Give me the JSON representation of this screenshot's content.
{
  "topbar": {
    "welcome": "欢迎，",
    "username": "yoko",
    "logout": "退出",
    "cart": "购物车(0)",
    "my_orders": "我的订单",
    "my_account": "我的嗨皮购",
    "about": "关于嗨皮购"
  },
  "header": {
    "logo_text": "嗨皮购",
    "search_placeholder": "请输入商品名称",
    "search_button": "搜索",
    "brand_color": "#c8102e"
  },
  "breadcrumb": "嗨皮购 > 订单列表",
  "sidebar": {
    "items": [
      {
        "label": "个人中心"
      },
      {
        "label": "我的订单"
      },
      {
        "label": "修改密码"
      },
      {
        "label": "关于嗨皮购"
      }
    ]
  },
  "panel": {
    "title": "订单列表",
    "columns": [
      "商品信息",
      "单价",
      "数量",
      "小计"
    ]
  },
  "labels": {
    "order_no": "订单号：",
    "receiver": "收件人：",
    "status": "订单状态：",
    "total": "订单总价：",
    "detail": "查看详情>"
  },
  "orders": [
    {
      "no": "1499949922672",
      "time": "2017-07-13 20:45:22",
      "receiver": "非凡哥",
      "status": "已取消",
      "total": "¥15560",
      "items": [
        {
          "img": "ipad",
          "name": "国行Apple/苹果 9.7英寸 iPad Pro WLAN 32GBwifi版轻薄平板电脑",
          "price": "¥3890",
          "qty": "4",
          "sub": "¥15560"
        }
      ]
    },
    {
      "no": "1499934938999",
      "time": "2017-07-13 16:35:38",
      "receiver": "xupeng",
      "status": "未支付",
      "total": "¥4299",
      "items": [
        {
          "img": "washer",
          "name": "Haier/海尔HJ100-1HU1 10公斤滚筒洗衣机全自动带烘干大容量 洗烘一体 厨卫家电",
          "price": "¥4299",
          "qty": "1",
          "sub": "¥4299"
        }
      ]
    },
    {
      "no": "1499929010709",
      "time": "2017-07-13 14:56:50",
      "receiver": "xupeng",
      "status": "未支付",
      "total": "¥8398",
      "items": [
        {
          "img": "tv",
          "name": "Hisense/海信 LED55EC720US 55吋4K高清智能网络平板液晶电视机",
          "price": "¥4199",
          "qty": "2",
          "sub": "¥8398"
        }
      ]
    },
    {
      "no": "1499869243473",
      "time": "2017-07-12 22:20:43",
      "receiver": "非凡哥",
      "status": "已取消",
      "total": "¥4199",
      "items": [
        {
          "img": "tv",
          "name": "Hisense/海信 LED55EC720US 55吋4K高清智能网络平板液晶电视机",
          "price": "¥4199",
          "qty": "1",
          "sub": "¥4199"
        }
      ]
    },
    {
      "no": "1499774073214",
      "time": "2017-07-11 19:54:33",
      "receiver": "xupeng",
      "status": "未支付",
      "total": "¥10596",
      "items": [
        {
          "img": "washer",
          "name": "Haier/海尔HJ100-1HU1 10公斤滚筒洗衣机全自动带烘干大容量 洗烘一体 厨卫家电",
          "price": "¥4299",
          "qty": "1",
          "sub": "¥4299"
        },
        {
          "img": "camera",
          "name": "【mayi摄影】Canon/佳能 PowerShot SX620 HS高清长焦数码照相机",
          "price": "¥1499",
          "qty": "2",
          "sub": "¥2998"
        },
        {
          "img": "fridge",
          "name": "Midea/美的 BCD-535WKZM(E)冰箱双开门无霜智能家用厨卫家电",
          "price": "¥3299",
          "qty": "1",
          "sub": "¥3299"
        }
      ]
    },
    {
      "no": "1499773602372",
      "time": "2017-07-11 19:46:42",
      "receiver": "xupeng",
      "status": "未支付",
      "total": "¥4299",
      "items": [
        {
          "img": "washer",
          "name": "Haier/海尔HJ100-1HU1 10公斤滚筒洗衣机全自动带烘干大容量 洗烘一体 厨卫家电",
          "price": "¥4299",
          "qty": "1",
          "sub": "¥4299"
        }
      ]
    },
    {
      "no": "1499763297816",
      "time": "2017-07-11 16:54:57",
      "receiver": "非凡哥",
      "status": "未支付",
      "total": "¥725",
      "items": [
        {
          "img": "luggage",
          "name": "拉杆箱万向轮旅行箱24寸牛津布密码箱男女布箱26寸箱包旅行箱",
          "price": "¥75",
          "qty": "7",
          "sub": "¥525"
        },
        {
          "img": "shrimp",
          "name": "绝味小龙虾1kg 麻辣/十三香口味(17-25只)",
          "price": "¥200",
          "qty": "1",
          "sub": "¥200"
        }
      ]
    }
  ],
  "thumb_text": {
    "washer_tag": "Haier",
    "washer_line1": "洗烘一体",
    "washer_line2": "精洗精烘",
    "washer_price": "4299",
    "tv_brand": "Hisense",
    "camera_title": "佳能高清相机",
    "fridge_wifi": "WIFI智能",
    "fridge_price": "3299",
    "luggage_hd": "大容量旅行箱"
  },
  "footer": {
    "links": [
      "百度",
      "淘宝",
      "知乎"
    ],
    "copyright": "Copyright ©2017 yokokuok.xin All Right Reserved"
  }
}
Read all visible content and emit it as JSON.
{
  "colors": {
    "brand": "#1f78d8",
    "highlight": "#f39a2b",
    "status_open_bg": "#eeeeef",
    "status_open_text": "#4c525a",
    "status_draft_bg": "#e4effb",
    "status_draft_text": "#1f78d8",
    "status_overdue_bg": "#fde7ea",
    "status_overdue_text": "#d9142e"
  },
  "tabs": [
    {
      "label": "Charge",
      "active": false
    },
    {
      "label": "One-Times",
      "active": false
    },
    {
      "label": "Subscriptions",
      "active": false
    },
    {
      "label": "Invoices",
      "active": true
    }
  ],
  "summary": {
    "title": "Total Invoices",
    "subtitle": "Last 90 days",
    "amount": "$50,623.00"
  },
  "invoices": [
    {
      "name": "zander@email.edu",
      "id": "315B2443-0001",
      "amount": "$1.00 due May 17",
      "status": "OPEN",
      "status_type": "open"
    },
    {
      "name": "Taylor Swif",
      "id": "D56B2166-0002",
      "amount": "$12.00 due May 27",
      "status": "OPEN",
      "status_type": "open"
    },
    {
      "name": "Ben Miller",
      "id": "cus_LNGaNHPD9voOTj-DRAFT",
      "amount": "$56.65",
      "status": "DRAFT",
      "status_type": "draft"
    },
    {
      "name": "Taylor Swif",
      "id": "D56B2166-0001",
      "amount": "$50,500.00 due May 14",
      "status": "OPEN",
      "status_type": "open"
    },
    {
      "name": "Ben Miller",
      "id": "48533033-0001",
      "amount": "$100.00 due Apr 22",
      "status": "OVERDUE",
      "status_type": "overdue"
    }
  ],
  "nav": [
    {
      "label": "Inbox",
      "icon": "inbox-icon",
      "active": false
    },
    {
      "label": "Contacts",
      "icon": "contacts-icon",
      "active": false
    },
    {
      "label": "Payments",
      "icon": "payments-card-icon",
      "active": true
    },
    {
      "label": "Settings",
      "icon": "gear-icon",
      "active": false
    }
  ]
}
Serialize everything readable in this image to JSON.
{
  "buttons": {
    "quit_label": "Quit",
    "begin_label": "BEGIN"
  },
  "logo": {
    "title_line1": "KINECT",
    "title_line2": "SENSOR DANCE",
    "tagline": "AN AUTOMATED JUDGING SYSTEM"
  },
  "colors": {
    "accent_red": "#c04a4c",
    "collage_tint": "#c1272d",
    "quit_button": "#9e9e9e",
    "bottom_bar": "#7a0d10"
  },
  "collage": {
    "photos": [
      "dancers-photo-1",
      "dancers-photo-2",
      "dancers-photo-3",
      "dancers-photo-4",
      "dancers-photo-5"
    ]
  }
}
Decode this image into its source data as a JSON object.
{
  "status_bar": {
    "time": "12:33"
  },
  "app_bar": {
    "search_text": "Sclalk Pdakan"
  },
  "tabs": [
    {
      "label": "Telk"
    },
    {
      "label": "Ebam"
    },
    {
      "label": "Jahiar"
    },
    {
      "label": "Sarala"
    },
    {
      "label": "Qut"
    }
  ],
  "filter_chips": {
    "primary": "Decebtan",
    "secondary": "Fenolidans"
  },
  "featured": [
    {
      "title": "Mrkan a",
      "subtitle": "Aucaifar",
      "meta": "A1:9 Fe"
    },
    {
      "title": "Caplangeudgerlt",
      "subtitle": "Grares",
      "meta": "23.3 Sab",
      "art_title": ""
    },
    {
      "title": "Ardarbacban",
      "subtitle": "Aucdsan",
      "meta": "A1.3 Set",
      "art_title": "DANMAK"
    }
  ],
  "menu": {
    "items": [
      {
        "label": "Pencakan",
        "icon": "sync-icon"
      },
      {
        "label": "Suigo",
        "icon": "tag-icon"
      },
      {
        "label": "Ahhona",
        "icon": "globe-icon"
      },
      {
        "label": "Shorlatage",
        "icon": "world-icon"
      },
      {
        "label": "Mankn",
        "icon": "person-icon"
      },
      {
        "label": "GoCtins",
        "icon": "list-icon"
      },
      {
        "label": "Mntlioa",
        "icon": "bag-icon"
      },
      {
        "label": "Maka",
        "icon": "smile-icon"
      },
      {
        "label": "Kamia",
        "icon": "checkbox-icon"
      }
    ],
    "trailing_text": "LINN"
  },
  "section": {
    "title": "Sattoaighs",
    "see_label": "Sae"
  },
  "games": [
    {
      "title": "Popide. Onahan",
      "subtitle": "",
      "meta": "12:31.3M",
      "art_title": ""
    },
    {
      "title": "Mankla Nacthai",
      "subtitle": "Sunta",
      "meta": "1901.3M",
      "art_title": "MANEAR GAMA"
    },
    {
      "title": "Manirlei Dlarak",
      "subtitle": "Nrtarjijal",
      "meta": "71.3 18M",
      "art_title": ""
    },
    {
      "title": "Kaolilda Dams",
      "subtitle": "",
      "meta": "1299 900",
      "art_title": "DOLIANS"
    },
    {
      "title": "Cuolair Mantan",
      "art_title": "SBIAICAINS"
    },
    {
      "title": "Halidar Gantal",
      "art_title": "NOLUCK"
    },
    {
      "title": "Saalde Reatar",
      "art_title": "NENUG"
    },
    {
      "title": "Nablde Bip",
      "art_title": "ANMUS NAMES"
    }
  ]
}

Objective: Collect, from the material above, every line containing the word "this".

Correct answer:
Give me the JSON representation of this screenshot's content.
Serialize everything readable in this image to JSON.
Decode this image into its source data as a JSON object.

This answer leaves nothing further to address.